* **Data listing**
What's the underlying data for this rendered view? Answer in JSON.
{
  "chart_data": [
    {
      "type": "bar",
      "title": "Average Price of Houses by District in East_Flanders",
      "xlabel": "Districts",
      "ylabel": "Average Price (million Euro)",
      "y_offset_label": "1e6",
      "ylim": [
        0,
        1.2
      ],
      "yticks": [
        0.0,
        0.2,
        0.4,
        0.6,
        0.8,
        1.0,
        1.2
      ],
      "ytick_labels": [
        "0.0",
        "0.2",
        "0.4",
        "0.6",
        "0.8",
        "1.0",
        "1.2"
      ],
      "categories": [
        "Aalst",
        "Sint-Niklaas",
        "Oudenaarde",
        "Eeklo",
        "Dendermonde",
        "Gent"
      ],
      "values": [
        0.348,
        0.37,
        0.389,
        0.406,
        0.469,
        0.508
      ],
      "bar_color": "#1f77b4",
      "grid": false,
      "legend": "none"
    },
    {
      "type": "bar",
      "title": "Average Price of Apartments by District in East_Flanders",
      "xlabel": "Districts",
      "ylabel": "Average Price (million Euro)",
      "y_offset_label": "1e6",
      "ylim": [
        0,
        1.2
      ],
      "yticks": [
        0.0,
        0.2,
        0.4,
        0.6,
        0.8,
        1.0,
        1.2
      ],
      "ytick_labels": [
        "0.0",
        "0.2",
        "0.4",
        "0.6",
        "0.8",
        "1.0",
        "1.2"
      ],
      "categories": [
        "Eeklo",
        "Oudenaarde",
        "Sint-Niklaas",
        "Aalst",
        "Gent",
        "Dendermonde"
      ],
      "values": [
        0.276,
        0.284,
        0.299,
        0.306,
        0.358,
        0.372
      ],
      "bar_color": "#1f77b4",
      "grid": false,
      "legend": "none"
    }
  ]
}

* **Exercise brief**
Please repeat the listing above in full and exactly.

* **Solved problem**
What's the underlying data for this rendered view? Answer in JSON.
{
  "chart_data": [
    {
      "type": "bar",
      "title": "Average Price of Houses by District in East_Flanders",
      "xlabel": "Districts",
      "ylabel": "Average Price (million Euro)",
      "y_offset_label": "1e6",
      "ylim": [
        0,
        1.2
      ],
      "yticks": [
        0.0,
        0.2,
        0.4,
        0.6,
        0.8,
        1.0,
        1.2
      ],
      "ytick_labels": [
        "0.0",
        "0.2",
        "0.4",
        "0.6",
        "0.8",
        "1.0",
        "1.2"
      ],
      "categories": [
        "Aalst",
        "Sint-Niklaas",
        "Oudenaarde",
        "Eeklo",
        "Dendermonde",
        "Gent"
      ],
      "values": [
        0.348,
        0.37,
        0.389,
        0.406,
        0.469,
        0.508
      ],
      "bar_color": "#1f77b4",
      "grid": false,
      "legend": "none"
    },
    {
      "type": "bar",
      "title": "Average Price of Apartments by District in East_Flanders",
      "xlabel": "Districts",
      "ylabel": "Average Price (million Euro)",
      "y_offset_label": "1e6",
      "ylim": [
        0,
        1.2
      ],
      "yticks": [
        0.0,
        0.2,
        0.4,
        0.6,
        0.8,
        1.0,
        1.2
      ],
      "ytick_labels": [
        "0.0",
        "0.2",
        "0.4",
        "0.6",
        "0.8",
        "1.0",
        "1.2"
      ],
      "categories": [
        "Eeklo",
        "Oudenaarde",
        "Sint-Niklaas",
        "Aalst",
        "Gent",
        "Dendermonde"
      ],
      "values": [
        0.276,
        0.284,
        0.299,
        0.306,
        0.358,
        0.372
      ],
      "bar_color": "#1f77b4",
      "grid": false,
      "legend": "none"
    }
  ]
}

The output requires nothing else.